──────── Data records ────────
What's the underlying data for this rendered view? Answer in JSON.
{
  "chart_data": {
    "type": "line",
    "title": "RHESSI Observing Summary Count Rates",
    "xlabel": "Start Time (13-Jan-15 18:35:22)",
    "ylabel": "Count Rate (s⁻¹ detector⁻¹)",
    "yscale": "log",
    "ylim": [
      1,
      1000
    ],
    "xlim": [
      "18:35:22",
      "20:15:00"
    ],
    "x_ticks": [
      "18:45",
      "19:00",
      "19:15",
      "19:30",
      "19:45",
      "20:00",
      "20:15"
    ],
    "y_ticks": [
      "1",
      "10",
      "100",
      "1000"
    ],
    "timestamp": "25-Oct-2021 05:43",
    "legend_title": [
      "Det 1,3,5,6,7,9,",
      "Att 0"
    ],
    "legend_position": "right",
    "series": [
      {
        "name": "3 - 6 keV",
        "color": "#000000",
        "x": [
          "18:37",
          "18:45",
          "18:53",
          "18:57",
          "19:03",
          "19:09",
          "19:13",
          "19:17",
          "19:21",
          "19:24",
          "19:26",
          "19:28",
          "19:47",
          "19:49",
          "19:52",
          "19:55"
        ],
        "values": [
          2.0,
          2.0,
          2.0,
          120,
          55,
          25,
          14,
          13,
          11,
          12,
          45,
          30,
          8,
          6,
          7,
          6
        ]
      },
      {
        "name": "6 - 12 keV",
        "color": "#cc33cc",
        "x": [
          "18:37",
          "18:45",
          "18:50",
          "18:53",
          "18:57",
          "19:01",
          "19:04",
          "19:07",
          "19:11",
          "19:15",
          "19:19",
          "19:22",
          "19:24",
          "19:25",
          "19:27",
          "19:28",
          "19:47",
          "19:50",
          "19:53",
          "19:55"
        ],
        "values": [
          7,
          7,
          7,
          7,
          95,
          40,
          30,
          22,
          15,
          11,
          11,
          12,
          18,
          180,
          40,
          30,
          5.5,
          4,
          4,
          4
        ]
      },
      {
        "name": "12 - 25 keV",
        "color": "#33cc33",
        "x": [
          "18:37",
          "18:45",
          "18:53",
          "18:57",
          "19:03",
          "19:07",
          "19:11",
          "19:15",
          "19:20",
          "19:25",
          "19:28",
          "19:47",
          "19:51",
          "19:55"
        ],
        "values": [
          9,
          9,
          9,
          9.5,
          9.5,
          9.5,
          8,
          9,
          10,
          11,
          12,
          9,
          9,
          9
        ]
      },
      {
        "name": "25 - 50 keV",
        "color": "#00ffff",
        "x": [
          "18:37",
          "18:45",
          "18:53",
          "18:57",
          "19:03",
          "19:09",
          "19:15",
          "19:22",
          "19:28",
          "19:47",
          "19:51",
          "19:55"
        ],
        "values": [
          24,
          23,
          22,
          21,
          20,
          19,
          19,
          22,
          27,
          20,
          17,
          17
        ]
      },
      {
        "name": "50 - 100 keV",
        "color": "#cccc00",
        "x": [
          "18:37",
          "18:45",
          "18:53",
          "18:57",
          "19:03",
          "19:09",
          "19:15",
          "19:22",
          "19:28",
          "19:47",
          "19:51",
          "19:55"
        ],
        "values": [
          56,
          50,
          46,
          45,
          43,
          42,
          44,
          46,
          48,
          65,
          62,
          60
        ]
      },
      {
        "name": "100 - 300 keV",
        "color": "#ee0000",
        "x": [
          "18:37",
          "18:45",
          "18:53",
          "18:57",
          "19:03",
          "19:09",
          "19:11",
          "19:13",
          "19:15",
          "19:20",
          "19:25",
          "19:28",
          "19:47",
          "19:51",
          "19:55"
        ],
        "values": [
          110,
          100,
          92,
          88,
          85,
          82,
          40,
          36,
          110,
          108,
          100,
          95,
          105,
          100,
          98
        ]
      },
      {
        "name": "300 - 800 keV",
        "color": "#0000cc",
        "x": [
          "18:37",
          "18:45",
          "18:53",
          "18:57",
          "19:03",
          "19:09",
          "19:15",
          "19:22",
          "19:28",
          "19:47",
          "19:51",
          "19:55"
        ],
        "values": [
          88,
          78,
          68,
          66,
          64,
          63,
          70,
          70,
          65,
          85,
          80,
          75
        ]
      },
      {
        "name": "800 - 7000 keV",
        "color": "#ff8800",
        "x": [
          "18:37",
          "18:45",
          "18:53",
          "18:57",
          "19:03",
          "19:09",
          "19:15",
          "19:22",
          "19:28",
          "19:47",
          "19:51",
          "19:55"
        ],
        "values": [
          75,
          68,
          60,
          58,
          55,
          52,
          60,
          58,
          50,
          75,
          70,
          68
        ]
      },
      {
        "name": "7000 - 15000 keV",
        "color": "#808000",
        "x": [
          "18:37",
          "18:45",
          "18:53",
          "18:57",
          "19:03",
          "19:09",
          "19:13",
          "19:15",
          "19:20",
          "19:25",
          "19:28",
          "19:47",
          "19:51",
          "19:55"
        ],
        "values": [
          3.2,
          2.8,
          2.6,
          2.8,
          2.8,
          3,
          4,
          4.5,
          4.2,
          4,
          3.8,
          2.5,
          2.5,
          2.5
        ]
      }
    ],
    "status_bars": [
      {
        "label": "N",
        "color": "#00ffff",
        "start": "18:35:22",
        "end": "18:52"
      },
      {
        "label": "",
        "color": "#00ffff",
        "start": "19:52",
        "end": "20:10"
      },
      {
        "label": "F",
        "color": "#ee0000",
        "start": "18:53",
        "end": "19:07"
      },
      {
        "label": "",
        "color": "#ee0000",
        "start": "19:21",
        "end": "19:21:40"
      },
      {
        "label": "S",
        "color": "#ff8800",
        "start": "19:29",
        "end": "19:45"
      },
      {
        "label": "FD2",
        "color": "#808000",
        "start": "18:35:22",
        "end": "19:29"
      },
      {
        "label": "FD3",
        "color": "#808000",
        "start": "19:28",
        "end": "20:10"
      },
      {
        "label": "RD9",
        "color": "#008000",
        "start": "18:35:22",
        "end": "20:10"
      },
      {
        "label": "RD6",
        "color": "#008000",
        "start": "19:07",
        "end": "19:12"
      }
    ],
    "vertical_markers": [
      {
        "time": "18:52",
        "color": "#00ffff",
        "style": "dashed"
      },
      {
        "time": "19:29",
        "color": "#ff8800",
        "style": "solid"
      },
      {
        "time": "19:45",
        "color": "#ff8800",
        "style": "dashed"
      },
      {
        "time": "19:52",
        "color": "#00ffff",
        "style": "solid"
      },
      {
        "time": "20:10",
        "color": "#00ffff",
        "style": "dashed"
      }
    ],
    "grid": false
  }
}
────────
§ **Short problem**: Quote every entry exactly.

§ **Exercise result**:
What's the underlying data for this rendered view? Answer in JSON.
{
  "chart_data": {
    "type": "line",
    "title": "RHESSI Observing Summary Count Rates",
    "xlabel": "Start Time (13-Jan-15 18:35:22)",
    "ylabel": "Count Rate (s⁻¹ detector⁻¹)",
    "yscale": "log",
    "ylim": [
      1,
      1000
    ],
    "xlim": [
      "18:35:22",
      "20:15:00"
    ],
    "x_ticks": [
      "18:45",
      "19:00",
      "19:15",
      "19:30",
      "19:45",
      "20:00",
      "20:15"
    ],
    "y_ticks": [
      "1",
      "10",
      "100",
      "1000"
    ],
    "timestamp": "25-Oct-2021 05:43",
    "legend_title": [
      "Det 1,3,5,6,7,9,",
      "Att 0"
    ],
    "legend_position": "right",
    "series": [
      {
        "name": "3 - 6 keV",
        "color": "#000000",
        "x": [
          "18:37",
          "18:45",
          "18:53",
          "18:57",
          "19:03",
          "19:09",
          "19:13",
          "19:17",
          "19:21",
          "19:24",
          "19:26",
          "19:28",
          "19:47",
          "19:49",
          "19:52",
          "19:55"
        ],
        "values": [
          2.0,
          2.0,
          2.0,
          120,
          55,
          25,
          14,
          13,
          11,
          12,
          45,
          30,
          8,
          6,
          7,
          6
        ]
      },
      {
        "name": "6 - 12 keV",
        "color": "#cc33cc",
        "x": [
          "18:37",
          "18:45",
          "18:50",
          "18:53",
          "18:57",
          "19:01",
          "19:04",
          "19:07",
          "19:11",
          "19:15",
          "19:19",
          "19:22",
          "19:24",
          "19:25",
          "19:27",
          "19:28",
          "19:47",
          "19:50",
          "19:53",
          "19:55"
        ],
        "values": [
          7,
          7,
          7,
          7,
          95,
          40,
          30,
          22,
          15,
          11,
          11,
          12,
          18,
          180,
          40,
          30,
          5.5,
          4,
          4,
          4
        ]
      },
      {
        "name": "12 - 25 keV",
        "color": "#33cc33",
        "x": [
          "18:37",
          "18:45",
          "18:53",
          "18:57",
          "19:03",
          "19:07",
          "19:11",
          "19:15",
          "19:20",
          "19:25",
          "19:28",
          "19:47",
          "19:51",
          "19:55"
        ],
        "values": [
          9,
          9,
          9,
          9.5,
          9.5,
          9.5,
          8,
          9,
          10,
          11,
          12,
          9,
          9,
          9
        ]
      },
      {
        "name": "25 - 50 keV",
        "color": "#00ffff",
        "x": [
          "18:37",
          "18:45",
          "18:53",
          "18:57",
          "19:03",
          "19:09",
          "19:15",
          "19:22",
          "19:28",
          "19:47",
          "19:51",
          "19:55"
        ],
        "values": [
          24,
          23,
          22,
          21,
          20,
          19,
          19,
          22,
          27,
          20,
          17,
          17
        ]
      },
      {
        "name": "50 - 100 keV",
        "color": "#cccc00",
        "x": [
          "18:37",
          "18:45",
          "18:53",
          "18:57",
          "19:03",
          "19:09",
          "19:15",
          "19:22",
          "19:28",
          "19:47",
          "19:51",
          "19:55"
        ],
        "values": [
          56,
          50,
          46,
          45,
          43,
          42,
          44,
          46,
          48,
          65,
          62,
          60
        ]
      },
      {
        "name": "100 - 300 keV",
        "color": "#ee0000",
        "x": [
          "18:37",
          "18:45",
          "18:53",
          "18:57",
          "19:03",
          "19:09",
          "19:11",
          "19:13",
          "19:15",
          "19:20",
          "19:25",
          "19:28",
          "19:47",
          "19:51",
          "19:55"
        ],
        "values": [
          110,
          100,
          92,
          88,
          85,
          82,
          40,
          36,
          110,
          108,
          100,
          95,
          105,
          100,
          98
        ]
      },
      {
        "name": "300 - 800 keV",
        "color": "#0000cc",
        "x": [
          "18:37",
          "18:45",
          "18:53",
          "18:57",
          "19:03",
          "19:09",
          "19:15",
          "19:22",
          "19:28",
          "19:47",
          "19:51",
          "19:55"
        ],
        "values": [
          88,
          78,
          68,
          66,
          64,
          63,
          70,
          70,
          65,
          85,
          80,
          75
        ]
      },
      {
        "name": "800 - 7000 keV",
        "color": "#ff8800",
        "x": [
          "18:37",
          "18:45",
          "18:53",
          "18:57",
          "19:03",
          "19:09",
          "19:15",
          "19:22",
          "19:28",
          "19:47",
          "19:51",
          "19:55"
        ],
        "values": [
          75,
          68,
          60,
          58,
          55,
          52,
          60,
          58,
          50,
          75,
          70,
          68
        ]
      },
      {
        "name": "7000 - 15000 keV",
        "color": "#808000",
        "x": [
          "18:37",
          "18:45",
          "18:53",
          "18:57",
          "19:03",
          "19:09",
          "19:13",
          "19:15",
          "19:20",
          "19:25",
          "19:28",
          "19:47",
          "19:51",
          "19:55"
        ],
        "values": [
          3.2,
          2.8,
          2.6,
          2.8,
          2.8,
          3,
          4,
          4.5,
          4.2,
          4,
          3.8,
          2.5,
          2.5,
          2.5
        ]
      }
    ],
    "status_bars": [
      {
        "label": "N",
        "color": "#00ffff",
        "start": "18:35:22",
        "end": "18:52"
      },
      {
        "label": "",
        "color": "#00ffff",
        "start": "19:52",
        "end": "20:10"
      },
      {
        "label": "F",
        "color": "#ee0000",
        "start": "18:53",
        "end": "19:07"
      },
      {
        "label": "",
        "color": "#ee0000",
        "start": "19:21",
        "end": "19:21:40"
      },
      {
        "label": "S",
        "color": "#ff8800",
        "start": "19:29",
        "end": "19:45"
      },
      {
        "label": "FD2",
        "color": "#808000",
        "start": "18:35:22",
        "end": "19:29"
      },
      {
        "label": "FD3",
        "color": "#808000",
        "start": "19:28",
        "end": "20:10"
      },
      {
        "label": "RD9",
        "color": "#008000",
        "start": "18:35:22",
        "end": "20:10"
      },
      {
        "label": "RD6",
        "color": "#008000",
        "start": "19:07",
        "end": "19:12"
      }
    ],
    "vertical_markers": [
      {
        "time": "18:52",
        "color": "#00ffff",
        "style": "dashed"
      },
      {
        "time": "19:29",
        "color": "#ff8800",
        "style": "solid"
      },
      {
        "time": "19:45",
        "color": "#ff8800",
        "style": "dashed"
      },
      {
        "time": "19:52",
        "color": "#00ffff",
        "style": "solid"
      },
      {
        "time": "20:10",
        "color": "#00ffff",
        "style": "dashed"
      }
    ],
    "grid": false
  }
}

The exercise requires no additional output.